**GOAL**
Collect all lines from the listing that include the string "color".

**DATA SHOWN**

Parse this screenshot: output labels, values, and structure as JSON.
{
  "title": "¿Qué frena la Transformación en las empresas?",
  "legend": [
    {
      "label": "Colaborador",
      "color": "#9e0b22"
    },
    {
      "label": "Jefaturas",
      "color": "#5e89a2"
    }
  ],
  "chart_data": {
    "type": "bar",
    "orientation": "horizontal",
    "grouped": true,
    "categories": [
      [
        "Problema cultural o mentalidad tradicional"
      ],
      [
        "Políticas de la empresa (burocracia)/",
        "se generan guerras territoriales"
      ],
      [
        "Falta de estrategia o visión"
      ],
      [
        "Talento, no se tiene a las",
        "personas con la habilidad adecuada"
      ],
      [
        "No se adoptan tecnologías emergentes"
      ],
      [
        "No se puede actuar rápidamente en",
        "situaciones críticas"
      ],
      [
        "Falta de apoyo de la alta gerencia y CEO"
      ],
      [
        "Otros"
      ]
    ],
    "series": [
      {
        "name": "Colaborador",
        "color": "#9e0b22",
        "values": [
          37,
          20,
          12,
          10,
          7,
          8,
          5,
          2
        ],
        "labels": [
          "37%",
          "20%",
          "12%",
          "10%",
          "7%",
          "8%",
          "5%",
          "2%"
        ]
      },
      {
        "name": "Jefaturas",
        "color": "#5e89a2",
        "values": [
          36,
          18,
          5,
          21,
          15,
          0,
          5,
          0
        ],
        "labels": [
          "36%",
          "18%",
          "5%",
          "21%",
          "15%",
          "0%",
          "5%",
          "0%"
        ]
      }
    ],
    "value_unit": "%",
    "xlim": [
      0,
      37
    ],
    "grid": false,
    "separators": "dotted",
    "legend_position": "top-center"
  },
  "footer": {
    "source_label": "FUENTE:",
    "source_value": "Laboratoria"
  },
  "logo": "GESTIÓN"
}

**FULL OUTPUT**
      "color": "#9e0b22"
      "color": "#5e89a2"
        "color": "#9e0b22",
        "color": "#5e89a2",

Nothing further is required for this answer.